** DIRECTION **
Copy all lines holding the word "color" from the entries.

(Collection entries)
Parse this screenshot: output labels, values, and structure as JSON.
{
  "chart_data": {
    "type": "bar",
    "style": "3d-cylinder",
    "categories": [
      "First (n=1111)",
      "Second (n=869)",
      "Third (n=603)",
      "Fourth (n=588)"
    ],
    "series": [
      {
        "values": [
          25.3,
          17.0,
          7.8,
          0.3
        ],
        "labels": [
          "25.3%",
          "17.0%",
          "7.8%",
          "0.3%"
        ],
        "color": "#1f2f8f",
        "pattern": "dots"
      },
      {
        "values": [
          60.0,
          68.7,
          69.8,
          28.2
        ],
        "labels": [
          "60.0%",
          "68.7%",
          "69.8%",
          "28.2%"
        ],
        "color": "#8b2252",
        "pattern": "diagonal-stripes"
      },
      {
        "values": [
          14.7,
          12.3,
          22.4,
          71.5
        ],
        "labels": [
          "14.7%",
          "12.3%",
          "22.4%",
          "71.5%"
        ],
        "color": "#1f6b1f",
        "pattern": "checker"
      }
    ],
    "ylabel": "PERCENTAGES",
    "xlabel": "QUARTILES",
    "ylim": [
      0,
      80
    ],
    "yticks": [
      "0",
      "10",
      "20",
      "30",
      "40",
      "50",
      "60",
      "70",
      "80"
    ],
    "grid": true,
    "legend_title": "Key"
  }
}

** SOLUTION TO THIS PROBLEM **
        "color": "#1f2f8f",
        "color": "#8b2252",
        "color": "#1f6b1f",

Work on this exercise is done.